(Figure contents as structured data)

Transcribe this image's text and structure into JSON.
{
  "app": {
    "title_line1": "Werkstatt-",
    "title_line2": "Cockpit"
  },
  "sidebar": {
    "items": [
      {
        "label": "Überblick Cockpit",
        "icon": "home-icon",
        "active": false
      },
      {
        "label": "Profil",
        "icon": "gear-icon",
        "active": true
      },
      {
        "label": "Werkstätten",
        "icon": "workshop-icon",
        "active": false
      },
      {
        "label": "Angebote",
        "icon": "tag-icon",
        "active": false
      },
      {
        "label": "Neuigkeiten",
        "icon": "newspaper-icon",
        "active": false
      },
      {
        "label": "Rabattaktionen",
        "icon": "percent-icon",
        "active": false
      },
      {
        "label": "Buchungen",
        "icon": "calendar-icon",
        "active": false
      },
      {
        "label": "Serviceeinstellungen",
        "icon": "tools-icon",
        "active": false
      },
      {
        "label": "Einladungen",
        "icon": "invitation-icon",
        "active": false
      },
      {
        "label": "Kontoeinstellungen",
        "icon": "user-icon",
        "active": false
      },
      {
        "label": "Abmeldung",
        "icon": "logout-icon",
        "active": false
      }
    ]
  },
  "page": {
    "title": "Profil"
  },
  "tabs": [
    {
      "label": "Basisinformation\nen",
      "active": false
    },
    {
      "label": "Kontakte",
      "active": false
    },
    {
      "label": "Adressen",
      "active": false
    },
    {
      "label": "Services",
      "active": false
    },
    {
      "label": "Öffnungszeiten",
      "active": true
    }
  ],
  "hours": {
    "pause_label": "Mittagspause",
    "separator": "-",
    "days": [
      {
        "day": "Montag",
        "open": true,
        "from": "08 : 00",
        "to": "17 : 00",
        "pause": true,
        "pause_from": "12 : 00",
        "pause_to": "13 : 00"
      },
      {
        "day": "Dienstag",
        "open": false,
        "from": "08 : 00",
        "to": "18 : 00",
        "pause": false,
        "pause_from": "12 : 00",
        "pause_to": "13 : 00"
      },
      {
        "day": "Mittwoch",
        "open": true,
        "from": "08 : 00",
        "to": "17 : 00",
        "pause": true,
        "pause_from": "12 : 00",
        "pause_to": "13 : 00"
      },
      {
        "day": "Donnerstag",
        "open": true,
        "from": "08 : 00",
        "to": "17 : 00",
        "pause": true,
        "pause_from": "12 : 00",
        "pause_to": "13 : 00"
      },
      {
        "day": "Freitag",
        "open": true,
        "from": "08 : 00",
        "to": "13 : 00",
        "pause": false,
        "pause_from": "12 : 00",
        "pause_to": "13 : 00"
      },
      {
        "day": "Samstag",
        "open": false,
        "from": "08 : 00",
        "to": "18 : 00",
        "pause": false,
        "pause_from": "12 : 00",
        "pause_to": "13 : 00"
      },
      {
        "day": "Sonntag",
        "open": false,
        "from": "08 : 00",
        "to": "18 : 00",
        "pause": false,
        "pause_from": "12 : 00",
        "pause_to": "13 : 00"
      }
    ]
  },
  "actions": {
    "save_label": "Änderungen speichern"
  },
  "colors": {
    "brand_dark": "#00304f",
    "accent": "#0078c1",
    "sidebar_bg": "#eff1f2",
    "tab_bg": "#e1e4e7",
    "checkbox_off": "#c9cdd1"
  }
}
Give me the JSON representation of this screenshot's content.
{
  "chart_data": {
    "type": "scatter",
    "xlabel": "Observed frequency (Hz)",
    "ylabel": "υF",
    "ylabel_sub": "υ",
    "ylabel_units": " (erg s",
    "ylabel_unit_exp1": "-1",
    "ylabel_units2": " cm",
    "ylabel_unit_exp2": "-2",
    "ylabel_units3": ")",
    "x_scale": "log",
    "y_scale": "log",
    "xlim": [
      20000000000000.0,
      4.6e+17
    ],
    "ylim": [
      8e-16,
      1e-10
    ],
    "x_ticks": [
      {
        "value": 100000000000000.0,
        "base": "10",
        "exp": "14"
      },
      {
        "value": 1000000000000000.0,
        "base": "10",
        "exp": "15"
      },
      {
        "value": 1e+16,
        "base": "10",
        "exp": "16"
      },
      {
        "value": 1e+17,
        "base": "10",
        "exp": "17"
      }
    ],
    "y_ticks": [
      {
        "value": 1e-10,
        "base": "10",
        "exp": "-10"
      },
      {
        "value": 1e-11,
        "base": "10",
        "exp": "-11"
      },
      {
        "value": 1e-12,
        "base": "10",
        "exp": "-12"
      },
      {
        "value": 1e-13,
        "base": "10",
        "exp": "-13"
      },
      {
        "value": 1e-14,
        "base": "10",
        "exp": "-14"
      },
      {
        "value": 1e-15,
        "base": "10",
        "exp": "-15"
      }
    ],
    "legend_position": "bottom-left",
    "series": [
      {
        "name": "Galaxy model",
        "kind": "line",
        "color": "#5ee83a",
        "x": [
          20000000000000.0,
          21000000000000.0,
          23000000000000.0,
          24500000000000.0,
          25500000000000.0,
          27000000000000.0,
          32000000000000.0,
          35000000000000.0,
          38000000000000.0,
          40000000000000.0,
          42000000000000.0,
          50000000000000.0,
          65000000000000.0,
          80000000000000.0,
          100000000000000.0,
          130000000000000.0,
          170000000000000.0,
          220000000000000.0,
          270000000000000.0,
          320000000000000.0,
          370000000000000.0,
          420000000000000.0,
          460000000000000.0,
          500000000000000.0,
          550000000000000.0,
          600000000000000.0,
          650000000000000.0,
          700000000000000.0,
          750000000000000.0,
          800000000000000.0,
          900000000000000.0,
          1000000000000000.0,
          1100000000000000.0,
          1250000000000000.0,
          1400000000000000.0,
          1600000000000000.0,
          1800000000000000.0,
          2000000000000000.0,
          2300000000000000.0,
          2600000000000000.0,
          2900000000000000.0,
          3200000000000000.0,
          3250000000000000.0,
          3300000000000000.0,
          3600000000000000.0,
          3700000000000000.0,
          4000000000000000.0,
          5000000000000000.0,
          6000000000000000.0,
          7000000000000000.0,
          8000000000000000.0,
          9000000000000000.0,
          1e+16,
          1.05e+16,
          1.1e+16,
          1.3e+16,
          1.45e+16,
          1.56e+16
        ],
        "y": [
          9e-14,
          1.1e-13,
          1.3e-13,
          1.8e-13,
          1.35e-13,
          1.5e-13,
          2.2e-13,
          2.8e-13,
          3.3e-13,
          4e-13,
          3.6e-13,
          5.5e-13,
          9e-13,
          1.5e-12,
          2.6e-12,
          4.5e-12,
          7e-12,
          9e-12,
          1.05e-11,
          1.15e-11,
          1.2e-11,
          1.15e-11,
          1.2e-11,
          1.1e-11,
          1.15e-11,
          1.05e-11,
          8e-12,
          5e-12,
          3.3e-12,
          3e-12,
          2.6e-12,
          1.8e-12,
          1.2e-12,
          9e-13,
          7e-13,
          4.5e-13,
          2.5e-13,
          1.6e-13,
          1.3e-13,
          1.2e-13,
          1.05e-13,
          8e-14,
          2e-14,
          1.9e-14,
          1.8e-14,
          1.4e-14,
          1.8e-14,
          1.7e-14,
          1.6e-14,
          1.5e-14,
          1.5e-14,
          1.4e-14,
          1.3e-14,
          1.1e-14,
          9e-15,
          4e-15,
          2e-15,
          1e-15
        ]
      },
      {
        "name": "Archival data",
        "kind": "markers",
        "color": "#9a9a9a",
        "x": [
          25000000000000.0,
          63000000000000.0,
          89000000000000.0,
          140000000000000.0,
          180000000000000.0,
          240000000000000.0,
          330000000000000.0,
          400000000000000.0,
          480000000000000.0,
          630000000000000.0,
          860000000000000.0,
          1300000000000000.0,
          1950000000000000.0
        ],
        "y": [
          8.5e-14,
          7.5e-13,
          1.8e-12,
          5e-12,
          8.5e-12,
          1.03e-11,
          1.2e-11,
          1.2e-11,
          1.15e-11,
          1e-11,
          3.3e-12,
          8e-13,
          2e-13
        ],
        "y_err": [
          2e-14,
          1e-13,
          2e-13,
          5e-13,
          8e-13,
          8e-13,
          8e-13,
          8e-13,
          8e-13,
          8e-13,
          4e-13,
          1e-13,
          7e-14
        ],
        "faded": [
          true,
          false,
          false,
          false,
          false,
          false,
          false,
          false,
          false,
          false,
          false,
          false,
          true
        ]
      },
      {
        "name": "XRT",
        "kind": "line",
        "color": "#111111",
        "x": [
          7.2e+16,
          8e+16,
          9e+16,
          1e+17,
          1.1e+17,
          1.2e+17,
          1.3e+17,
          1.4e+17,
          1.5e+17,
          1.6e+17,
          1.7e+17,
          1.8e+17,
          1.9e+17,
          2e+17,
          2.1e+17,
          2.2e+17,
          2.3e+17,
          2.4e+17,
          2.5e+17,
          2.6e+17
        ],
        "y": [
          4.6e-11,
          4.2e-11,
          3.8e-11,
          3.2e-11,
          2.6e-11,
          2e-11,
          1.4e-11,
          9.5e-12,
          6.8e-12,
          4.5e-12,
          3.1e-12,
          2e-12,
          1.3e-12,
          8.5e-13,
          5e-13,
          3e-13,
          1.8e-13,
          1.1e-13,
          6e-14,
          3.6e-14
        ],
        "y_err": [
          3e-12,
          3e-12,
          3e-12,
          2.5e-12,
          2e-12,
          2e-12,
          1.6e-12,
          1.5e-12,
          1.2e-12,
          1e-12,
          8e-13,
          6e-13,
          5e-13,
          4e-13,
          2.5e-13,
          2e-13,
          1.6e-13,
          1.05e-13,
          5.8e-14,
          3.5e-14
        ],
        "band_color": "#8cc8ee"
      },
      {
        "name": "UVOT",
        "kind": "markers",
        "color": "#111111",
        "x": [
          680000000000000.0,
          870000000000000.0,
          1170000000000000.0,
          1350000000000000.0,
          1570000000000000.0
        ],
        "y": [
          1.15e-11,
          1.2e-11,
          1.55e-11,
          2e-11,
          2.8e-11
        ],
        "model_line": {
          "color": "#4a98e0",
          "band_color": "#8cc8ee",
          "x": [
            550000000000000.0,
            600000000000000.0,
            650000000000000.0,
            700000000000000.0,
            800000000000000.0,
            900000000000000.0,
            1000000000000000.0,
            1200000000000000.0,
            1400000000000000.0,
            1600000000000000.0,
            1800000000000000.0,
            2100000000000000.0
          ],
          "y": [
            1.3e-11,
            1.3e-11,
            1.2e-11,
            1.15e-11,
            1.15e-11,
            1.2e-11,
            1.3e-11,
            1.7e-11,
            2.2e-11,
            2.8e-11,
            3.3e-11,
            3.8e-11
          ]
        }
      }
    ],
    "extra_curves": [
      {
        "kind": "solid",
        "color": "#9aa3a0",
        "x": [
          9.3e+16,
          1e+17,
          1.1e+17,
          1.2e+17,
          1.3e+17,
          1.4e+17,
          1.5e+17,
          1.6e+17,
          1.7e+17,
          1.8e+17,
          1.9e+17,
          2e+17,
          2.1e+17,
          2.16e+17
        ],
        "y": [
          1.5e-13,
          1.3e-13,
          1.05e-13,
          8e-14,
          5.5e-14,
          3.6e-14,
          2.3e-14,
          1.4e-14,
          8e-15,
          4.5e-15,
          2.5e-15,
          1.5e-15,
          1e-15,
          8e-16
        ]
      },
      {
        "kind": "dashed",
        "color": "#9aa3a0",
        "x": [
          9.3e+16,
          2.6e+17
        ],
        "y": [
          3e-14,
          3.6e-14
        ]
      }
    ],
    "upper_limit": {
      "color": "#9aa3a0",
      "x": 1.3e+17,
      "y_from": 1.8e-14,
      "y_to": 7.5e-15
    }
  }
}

● **Exercise details**
Locate each line containing the string "value" and show it.

● **Written reply**
        "value": 100000000000000.0,
        "value": 1000000000000000.0,
        "value": 1e+16,
        "value": 1e+17,
        "value": 1e-10,
        "value": 1e-11,
        "value": 1e-12,
        "value": 1e-13,
        "value": 1e-14,
        "value": 1e-15,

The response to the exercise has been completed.